§ **Page extract**:
··········

④ Remove the spark plugs and spray storage oil (available from an authorized dealer) into the combustion chamber through the spark plug holes while slowly turning the motor over using the recoil starter.
⑤ Change the engine oil.
⑥ Change the gear oil in the gear case.
⑦ Apply grease to the propeller shaft.
⑧ Apply grease to all sliding parts, joints, nuts, and bolts.
⑨ Stand the outboard motor up vertically in a dry place.

Perhaps I should have waited until after I retire to get a boat.....

Been a bad week for me and engines. I managed to kill my equally abused lawnmower by filling the air filter with engine oil (another wrong-side issue....).


----------



## dabnis (Jul 29, 2007)

Before you have it worked on suggest you drain the crankcase oil. If the oil leak is still there it is probably gear oil. If the leak stops, it is probably crankcase oil. Maybe first , just put it in its normal upright position and see if it continues to leak. Maybe either crankcase or gear case were overfilled prior to storing it on its side? Try the easy things before ripping it apart?

I have had many outboards over the years and never had a prop shaft seal fail. Winding up monofilament in the prop can "suck" it into the seal and damage it. Maybe running in very muddy or sandy water may wear it out quickly?

Paul T


----------



## Sea Dawg (Jun 26, 2012)

You need to remove the prop and prop bearing carrier. It's not hard, and you'll be pleased with the confidence that you get. Look at a picture on Boat.net for your motor and you'll see it's a simple piece of machinery. Here's how it likely looks. Drain the oil. Careful removal and observation with a few pictures from a digital camera and you'll have it back together in a day. Order your parts ahead of time... anything rubber. Don't lose track of any shims or the order they came out. Good luck. 2002 And Earlier MFS6A Tohatsu Outboard GEAR CASE (PROPELLER SHAFT) Diagram and Parts


----------



## GrahamO (Apr 4, 2012)

I'm afraid I got it into the shop before I read the last few posts.... Too busy to mess with it at the moment anyway but I fully agree with the 'learn to be self sufficient' philosophy - oh well. I

suspect I will end up paying for a new seal that I probably did not need. Mind you, that pales into insignificance compared with the cost of my poor choice of yards this winter. Learning about looking after a large boat can be a VERY expensive process....

Thanks as ever for the support and advice.

Graham


----------



## willyd (Feb 22, 2008)

Sea Dawg said:


> You need to remove the prop and prop bearing carrier. It's not hard, and you'll be pleased with the confidence that you get. Look at a picture on Boat.net for your motor and you'll see it's a simple piece of machinery. Here's how it likely looks. Drain the oil. Careful removal and observation with a few pictures from a digital camera and you'll have it back together in a day. Order your parts ahead of time... anything rubber. Don't lose track of any shims or the order they came out. Good luck. 2002 And Earlier MFS6A Tohatsu Outboard GEAR CASE (PROPELLER SHAFT) Diagram and Parts


Sea Dawg, how do you get parts 10-14 in the diagram off of the shaft? My manual seems to skip this part, saying they all just slip off the shaft. I assume I need to use a puller, but not sure what to do here. Any help would be appreciated.

··········

§ **Listed entries**:
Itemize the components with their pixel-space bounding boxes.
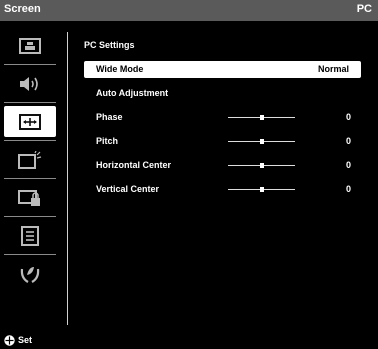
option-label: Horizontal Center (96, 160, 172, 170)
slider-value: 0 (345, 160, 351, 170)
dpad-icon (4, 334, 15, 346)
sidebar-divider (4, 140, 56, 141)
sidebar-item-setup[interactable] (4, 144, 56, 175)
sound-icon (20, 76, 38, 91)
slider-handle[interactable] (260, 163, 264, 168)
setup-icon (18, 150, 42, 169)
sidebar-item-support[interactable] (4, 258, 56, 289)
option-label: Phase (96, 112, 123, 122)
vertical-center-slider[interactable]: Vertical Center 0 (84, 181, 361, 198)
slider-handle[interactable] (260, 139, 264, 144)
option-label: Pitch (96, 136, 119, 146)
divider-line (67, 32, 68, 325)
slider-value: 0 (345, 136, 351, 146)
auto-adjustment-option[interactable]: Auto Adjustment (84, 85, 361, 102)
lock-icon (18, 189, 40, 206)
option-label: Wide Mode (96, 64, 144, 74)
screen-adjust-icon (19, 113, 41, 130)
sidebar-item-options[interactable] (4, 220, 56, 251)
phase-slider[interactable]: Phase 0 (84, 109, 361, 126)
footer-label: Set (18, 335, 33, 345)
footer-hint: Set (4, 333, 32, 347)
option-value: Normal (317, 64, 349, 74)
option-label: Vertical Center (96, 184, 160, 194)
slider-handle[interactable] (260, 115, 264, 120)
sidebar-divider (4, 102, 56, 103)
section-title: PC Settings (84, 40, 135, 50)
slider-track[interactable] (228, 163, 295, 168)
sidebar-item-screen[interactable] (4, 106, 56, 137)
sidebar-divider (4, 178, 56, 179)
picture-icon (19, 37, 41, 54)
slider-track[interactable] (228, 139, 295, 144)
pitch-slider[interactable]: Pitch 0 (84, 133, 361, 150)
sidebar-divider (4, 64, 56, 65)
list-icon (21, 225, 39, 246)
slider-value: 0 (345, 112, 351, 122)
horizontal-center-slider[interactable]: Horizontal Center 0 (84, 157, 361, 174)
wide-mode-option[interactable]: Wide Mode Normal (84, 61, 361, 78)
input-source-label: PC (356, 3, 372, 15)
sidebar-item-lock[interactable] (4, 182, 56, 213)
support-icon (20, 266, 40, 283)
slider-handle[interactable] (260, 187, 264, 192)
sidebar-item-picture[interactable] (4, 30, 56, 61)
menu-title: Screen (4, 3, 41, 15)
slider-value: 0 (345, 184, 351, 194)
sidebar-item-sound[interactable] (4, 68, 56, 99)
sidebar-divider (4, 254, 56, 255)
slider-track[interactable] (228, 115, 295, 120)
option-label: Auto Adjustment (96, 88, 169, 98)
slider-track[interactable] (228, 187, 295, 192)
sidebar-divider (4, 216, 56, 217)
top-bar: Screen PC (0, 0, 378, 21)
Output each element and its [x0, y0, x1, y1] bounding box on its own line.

··········

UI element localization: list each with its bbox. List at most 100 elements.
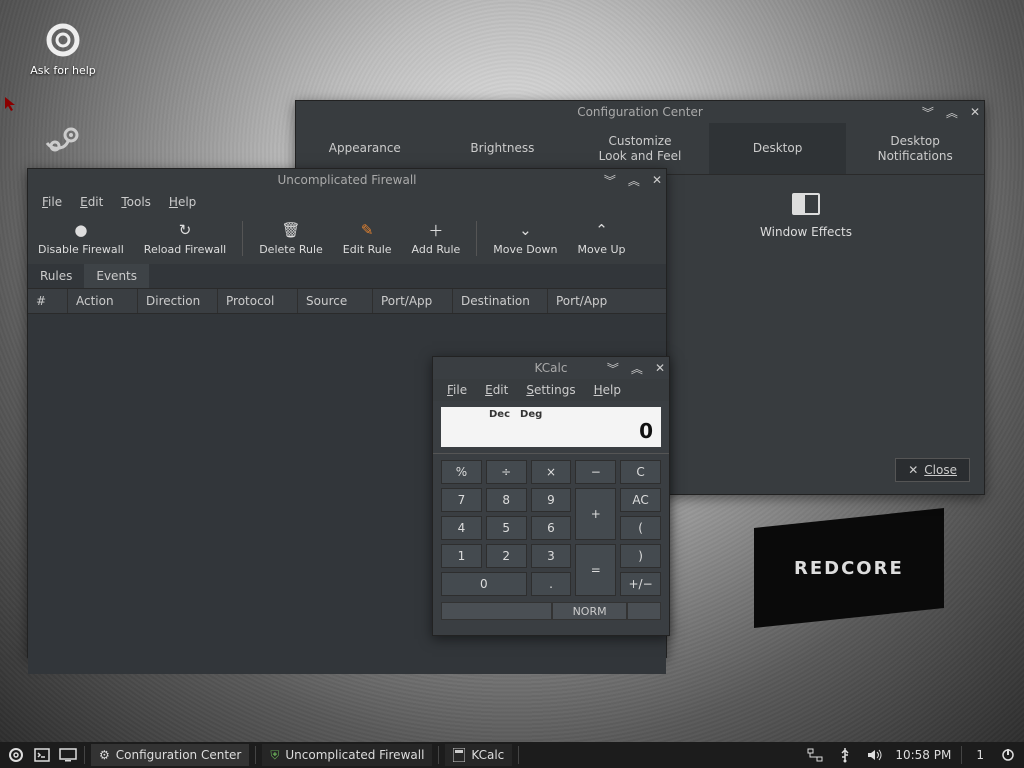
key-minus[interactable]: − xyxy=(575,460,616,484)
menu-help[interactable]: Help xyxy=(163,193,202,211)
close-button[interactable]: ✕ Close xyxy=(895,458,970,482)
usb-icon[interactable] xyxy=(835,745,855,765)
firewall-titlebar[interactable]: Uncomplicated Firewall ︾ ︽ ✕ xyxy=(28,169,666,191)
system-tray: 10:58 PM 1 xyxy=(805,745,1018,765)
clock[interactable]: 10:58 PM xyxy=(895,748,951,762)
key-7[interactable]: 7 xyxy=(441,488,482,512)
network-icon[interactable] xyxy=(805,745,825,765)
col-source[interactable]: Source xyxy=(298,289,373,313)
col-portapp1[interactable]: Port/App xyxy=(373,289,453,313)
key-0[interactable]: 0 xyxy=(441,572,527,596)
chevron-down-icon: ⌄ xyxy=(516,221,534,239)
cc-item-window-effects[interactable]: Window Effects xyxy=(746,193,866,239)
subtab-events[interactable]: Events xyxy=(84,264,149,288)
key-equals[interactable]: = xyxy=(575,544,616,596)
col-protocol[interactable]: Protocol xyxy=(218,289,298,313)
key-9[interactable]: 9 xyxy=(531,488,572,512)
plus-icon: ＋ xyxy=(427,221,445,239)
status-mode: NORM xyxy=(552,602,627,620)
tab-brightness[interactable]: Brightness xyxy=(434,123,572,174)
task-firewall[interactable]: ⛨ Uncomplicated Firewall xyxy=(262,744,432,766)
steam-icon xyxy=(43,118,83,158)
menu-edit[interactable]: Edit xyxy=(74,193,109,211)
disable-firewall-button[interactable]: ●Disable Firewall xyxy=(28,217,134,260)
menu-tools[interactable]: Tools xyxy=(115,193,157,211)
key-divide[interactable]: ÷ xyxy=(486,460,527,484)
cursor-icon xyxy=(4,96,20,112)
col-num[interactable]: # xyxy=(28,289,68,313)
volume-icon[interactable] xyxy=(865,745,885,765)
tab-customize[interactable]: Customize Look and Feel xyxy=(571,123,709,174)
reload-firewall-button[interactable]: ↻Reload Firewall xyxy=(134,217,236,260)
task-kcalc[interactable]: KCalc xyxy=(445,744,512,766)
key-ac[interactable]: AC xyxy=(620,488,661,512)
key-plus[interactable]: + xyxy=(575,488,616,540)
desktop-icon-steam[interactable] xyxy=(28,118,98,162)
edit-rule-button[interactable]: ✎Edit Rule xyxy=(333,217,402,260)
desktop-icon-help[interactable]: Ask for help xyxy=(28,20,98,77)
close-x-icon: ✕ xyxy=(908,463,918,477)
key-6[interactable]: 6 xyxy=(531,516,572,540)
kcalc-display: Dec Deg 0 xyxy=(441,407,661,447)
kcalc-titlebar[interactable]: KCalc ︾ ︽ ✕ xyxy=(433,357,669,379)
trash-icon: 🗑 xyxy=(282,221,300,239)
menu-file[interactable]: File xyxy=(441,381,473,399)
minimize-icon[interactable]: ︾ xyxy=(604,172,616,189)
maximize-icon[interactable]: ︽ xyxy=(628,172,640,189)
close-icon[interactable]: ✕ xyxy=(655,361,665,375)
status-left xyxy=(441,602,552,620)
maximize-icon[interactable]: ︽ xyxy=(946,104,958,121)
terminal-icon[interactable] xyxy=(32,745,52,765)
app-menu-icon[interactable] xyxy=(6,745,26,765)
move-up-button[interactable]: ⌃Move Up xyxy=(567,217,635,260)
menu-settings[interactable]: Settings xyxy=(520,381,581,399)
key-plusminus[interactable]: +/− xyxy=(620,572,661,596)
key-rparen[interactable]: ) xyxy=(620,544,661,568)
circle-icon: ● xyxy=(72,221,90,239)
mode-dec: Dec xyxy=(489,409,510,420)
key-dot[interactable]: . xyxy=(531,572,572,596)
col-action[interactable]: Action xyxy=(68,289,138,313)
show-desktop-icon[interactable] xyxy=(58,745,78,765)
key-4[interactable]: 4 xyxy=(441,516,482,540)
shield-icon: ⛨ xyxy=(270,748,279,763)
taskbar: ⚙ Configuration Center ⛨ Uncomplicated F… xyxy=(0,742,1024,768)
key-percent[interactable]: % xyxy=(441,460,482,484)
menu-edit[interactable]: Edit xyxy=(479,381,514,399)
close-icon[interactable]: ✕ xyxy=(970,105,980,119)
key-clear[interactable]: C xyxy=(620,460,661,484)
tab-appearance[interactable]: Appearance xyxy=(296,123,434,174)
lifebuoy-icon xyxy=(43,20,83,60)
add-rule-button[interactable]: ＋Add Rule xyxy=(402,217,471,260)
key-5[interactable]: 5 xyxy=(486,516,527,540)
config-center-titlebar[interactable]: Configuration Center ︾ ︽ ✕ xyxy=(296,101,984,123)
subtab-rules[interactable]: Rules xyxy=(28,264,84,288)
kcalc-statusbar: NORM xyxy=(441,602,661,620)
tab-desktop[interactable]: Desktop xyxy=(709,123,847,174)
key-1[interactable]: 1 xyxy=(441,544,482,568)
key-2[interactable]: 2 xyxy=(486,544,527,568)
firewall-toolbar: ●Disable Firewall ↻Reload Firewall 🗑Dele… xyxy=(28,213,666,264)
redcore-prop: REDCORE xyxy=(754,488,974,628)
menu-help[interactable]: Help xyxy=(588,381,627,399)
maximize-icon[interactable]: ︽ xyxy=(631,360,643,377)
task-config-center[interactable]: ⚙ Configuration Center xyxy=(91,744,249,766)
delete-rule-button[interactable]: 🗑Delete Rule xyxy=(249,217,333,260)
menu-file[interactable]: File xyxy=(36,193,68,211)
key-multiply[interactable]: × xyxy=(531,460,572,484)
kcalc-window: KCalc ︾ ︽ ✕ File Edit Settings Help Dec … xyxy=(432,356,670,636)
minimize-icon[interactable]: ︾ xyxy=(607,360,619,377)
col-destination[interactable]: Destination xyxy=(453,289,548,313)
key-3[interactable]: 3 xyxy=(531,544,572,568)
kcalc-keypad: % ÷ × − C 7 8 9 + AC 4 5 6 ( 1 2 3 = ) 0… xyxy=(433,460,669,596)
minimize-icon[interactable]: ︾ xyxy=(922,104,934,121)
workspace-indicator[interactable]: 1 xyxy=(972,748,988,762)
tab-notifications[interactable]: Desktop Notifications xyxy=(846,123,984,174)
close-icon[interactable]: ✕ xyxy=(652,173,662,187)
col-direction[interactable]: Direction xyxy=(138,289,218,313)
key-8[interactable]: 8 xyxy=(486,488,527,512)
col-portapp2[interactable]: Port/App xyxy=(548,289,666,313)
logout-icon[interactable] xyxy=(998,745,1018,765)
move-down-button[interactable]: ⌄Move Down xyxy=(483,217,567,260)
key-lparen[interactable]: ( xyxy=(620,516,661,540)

··········

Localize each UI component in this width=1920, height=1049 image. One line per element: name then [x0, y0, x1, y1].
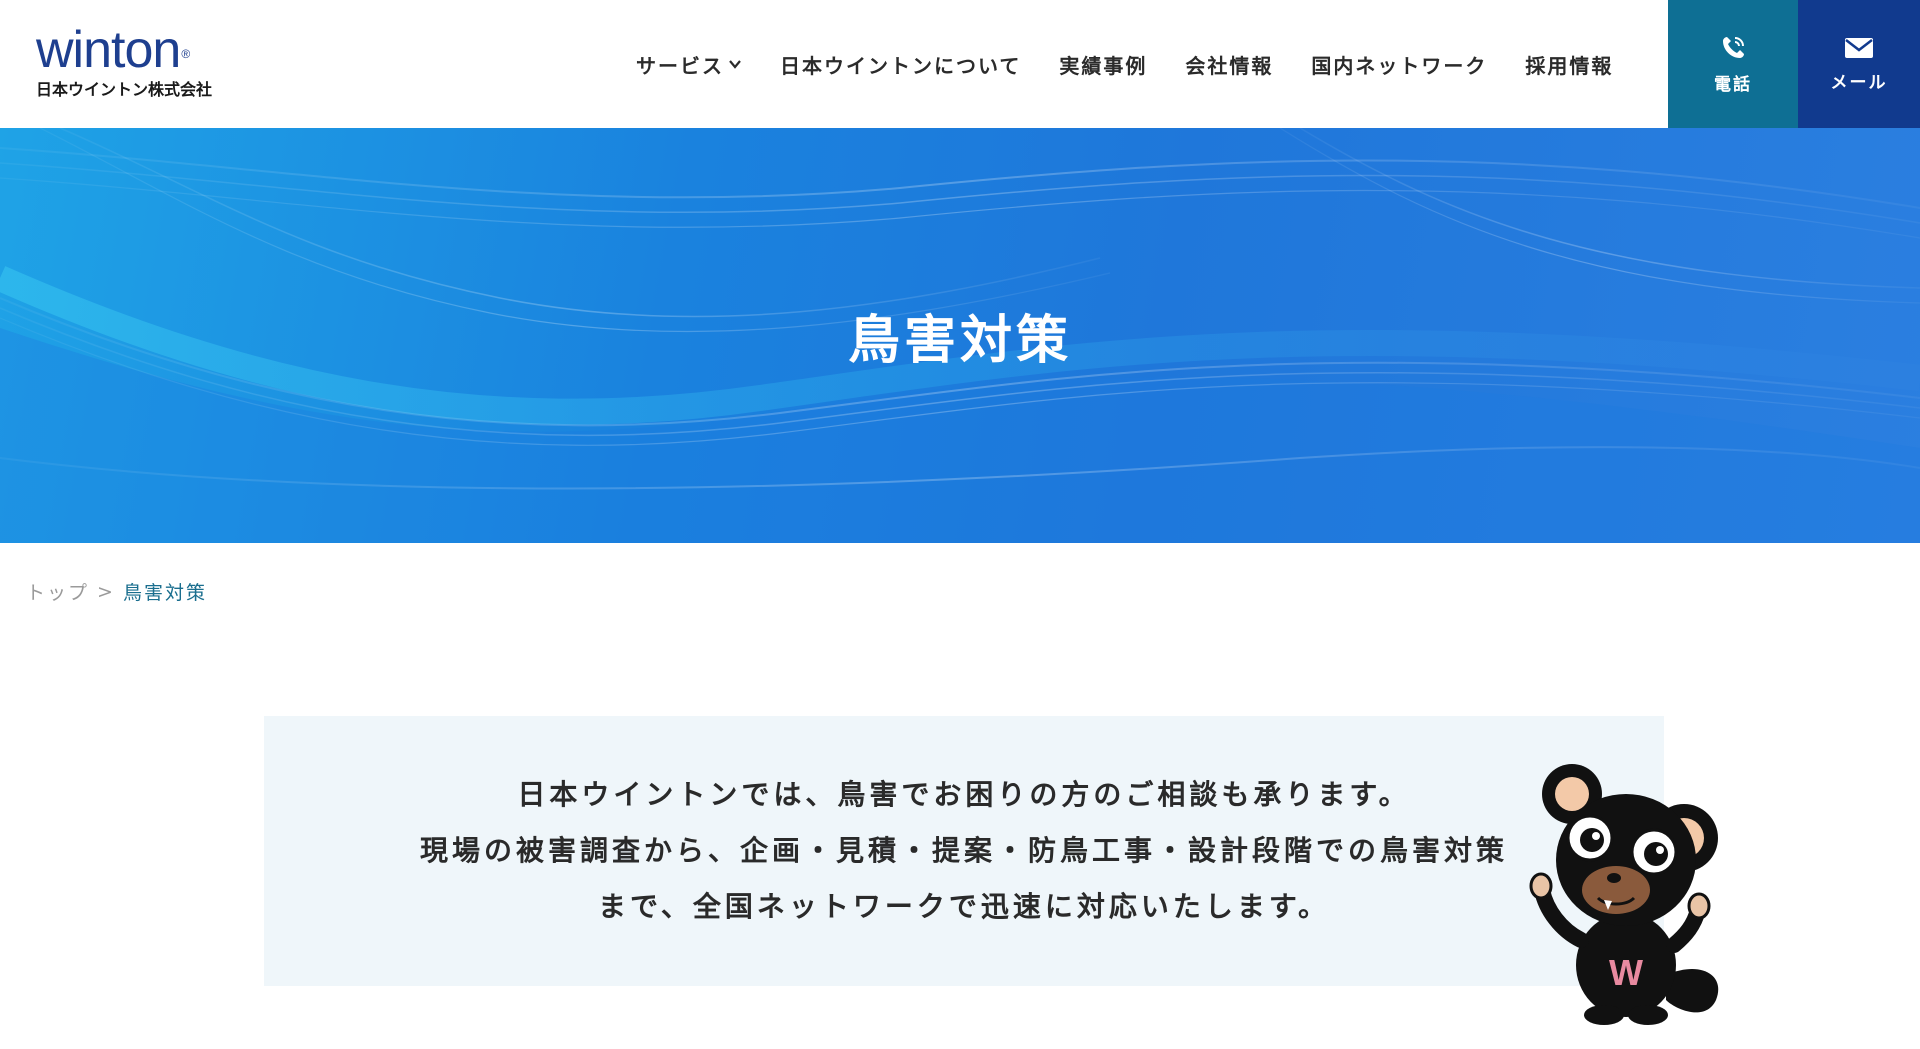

··········

§ **Given task 1**:
Answer these questions from the outboard motor thread, giving each answer on its own line with the matching letter:
(a) What is sprayed into the combustion chamber through the spark plug holes?
(b) What did one poster fill the lawnmower's air filter with?
(c) Which parts does Sea Dawg say to order ahead of time?
§ **Given task 2**: In the records, rewrite the lines beginning with the one that contains "Itemize the components" and continuing through the one that contains "slider-handle[interactable] (260, 139, 264, 144)". Replace "slider-handle" with "slider-knob", keep everything else the same, and leave the picture out.

§ **Complete output 1**:
(a) Storage oil, available from an authorized dealer.
(b) Engine oil.
(c) Anything rubber.

§ **Complete output 2**:
Itemize the components with their pixel-space bounding boxes.
option-label: Horizontal Center (96, 160, 172, 170)
slider-value: 0 (345, 160, 351, 170)
dpad-icon (4, 334, 15, 346)
sidebar-divider (4, 140, 56, 141)
sidebar-item-setup[interactable] (4, 144, 56, 175)
sound-icon (20, 76, 38, 91)
slider-knob[interactable] (260, 163, 264, 168)
setup-icon (18, 150, 42, 169)
sidebar-item-support[interactable] (4, 258, 56, 289)
option-label: Phase (96, 112, 123, 122)
vertical-center-slider[interactable]: Vertical Center 0 (84, 181, 361, 198)
slider-knob[interactable] (260, 139, 264, 144)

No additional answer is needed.